>> BEGIN Provided passage
You may have heard of the Swedish scientist Svante Arrhenius (1859-1927) through his rate equation1 in high school Chemistry. But even if you said goodbye to Chemistry lessons ASAP, some of the concepts he developed should ring a bell: activation energy, electrolysis, acid-base reactions, salts dissolving into ions…
Arrhenius helped set up the Nobel Prize Foundation in 1900 and then received the Third Nobel Prize in Chemistry in 1903—suspicious! but in fact, his works deserved the accolade many times over. Today, I’ll introduce him to you as the writer of a foundational paper2, “On the influence of carbonic acid in the air upon the temperature of the ground”, published in English in 1896.
Arrhenius calculated the sensitivity of global temperatures to the atmospheric concentration of `carbonic acid’ (CO2 when in the air) to explain the ice ages. Over a year, he carried out more than ten thousand calculations by hand3 to estimate the warming in a 4-by-10 season-by-latitude grid on doubling the concentration of CO2 in the atmosphere. How did he do it?
Every model needs empirical data
Two decades earlier, the astronomer Samuel Langley had laid the technological and empirical groundwork with his invention of the bolometer, which offered startlingly sensitive measurements of radiant heat. Radiant heat is the same type of radiation seen through a thermal camera — infrared. Of two thinly rolled metal sheets in the elegant bolometer circuit, one is exposed to the radiant heat and draws less electrical current on heating up than the protected sheet, with the measured difference proportional to the intensity of the absorbed rays.
Langley worked with painstaking care at the Allegheny Observatory in Pittsburgh, often alone and in the dark of night, to measure the moon’s temperature by its radiant heat transmitted through Earth’s atmosphere. He focused the moonlight with a 13-inch refracting telescope, then, using a rock-salt prism, split the radiant heat into its constituent wavelengths (rednesses) onto the bolometer. Langley’s measurements across a range of moon elevations and seasons, altogether called lunations, allowed Arrhenius to calculate how the variation in the transmission of moonlight required a particular strength of radiant heat absorption by CO2, along with a host of other factors.
Watch out for a future post on The inventions that unlocked the characterisation of Earth's climate for more details on the bolometer. In a charming twist of history, it also connects the rivals of “the current war”: the bolometer was used both in Nikola Tesla’s first demonstration of wireless power transmission and in Langley’s race with Thomas Edison to measure the temperature of the solar corona.
The foundational physics
In his analysis that variation in CO2 concentrations could explain glacial periods, Arrhenius effectively founded the scientific field of climate change. He built on Joseph Fourier’s conception of planetary temperature to state:
“The atmosphere must, therefore, radiate as much heat to space as it gains partly through the absorption of the sun's rays, partly through the radiation from the hotter surface of the earth and by means of ascending currents of air heated by contact with the ground.”
which already holds the principle underpinning Suki Manabe’s Nobel Prize-winning radiative-convective equilibrium model to be developed in 1967.

He used the foremost equation of climate, the Stefan-Boltzmann Law of Blackbody Radiation, to predict
“Thus if the quantity of carbonic acid increases in geometric inogression, the augmentation of the temperature will increase nearly in arithmetic progression.”
>> END Provided passage
>> BEGIN Raw data
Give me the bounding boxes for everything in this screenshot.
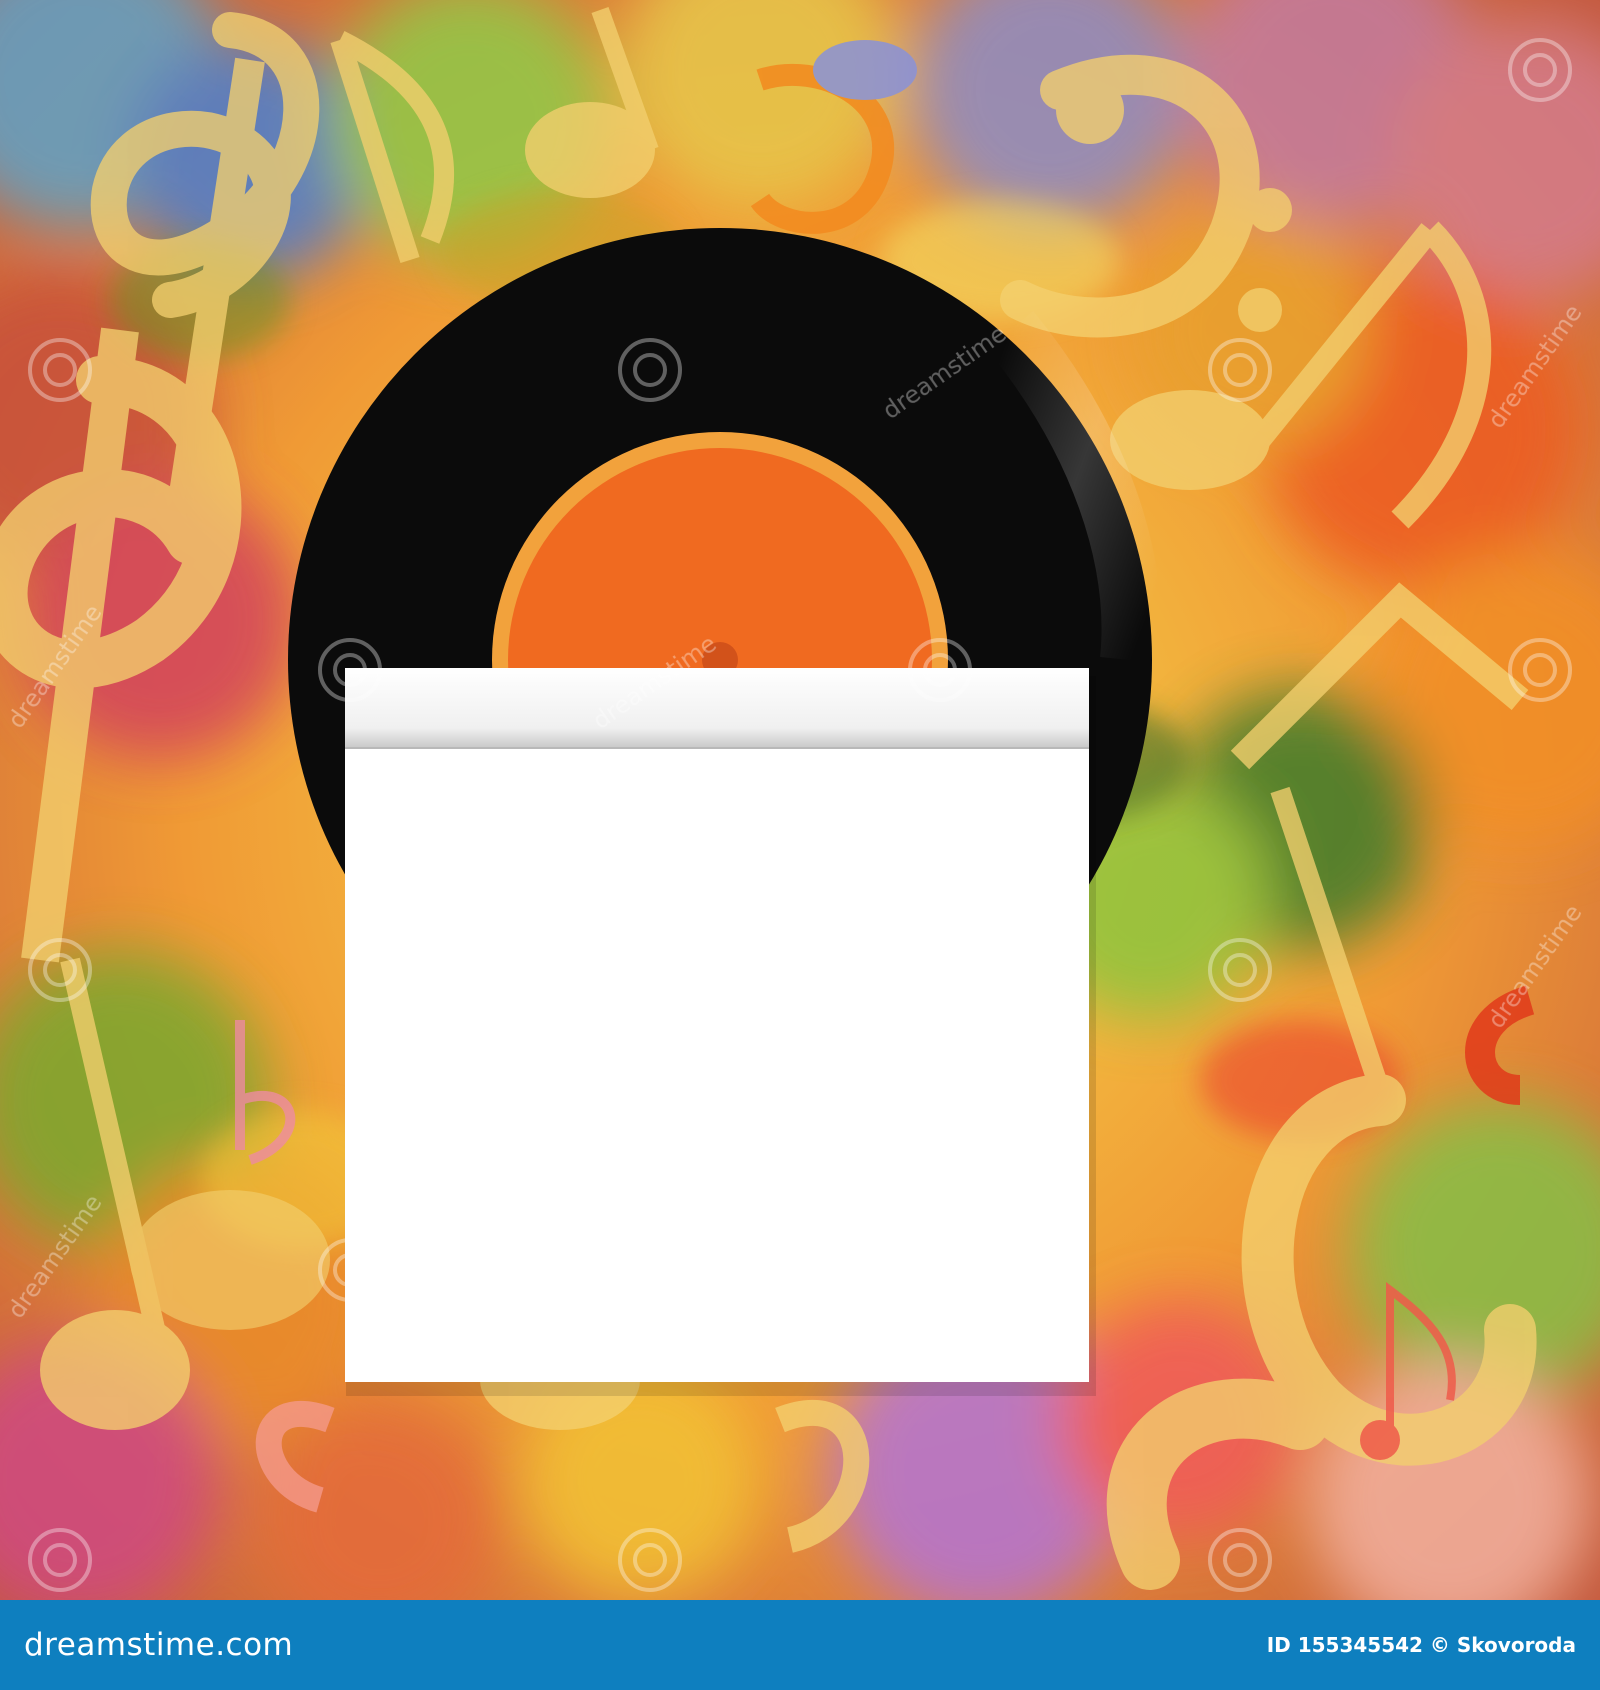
>> END Raw data
What to do →
a: List the concepts developed by Arrhenius that the opening paragraph of the Svante Arrhenius post says should ring a bell.
b: Carry on the Svante Arrhenius post from the point where it stops.

Final results →
a:
- Activation energy
- Electrolysis
- Acid-base reactions
- Salts dissolving into ions

b:
To my knowledge, this is the first statement of what is now called the equilibrium climate sensitivity4. To translate, you might remember the rules for arithmetic and geometric series from high school. If we increase carbon dioxide by a constant multiplicative factor, i.e., in a geometric series, the global mean temperature will rise by a constant additive difference in corresponding terms, an arithmetic series.
Let’s insert modern numbers to sample this principle: If emissions do not peak before 2050, humanity could be locked into doubling preindustrial CO2 levels from 280 ppm to 560 ppm, leading to an estimated 3°C of long-term warming5. Carbon dioxide already makes up 420 parts per million of the atmosphere today. For worst-case emission rates continuing past 2100, another doubling of the CO2 concentration above preindustrial levels to 1120 ppm could occur, adding another 3°C to make a total of 6°C long-term human-induced warming compared to pre-industrial times.6
To simplify the modelling, Arrhenius took the atmosphere as a single layer above ground of a different temperature while correctly including estimates of humidity effects (water-vapour feedback), changes in reflectivity with ice coverage (ice-albedo feedback), and the impact of average cloud cover. His intuition of the underlying physical principles was astonishingly strong, and the opportunity to use Langley’s observations of the transmission of moonlight through the atmosphere was providential. But there were inevitably errors in the groundbreaking data and analysis, and two fortuitously cancelled out7 — we will come back to these in another post. Even accounting for these errors, the paper is still a monumental triumph.
Did Arrhenius comment on anthropogenic global warming?
Yes, but not with the negative connotations and context it is understood today: first in a public lecture given in Swedish in 1895 at the Högskola, but also in a 1000-page textbook called Lehrbuch der kosmischen Physik published in German in 1903 and in a popular book called Worlds in the making: The Evolution of the Universe in 1908.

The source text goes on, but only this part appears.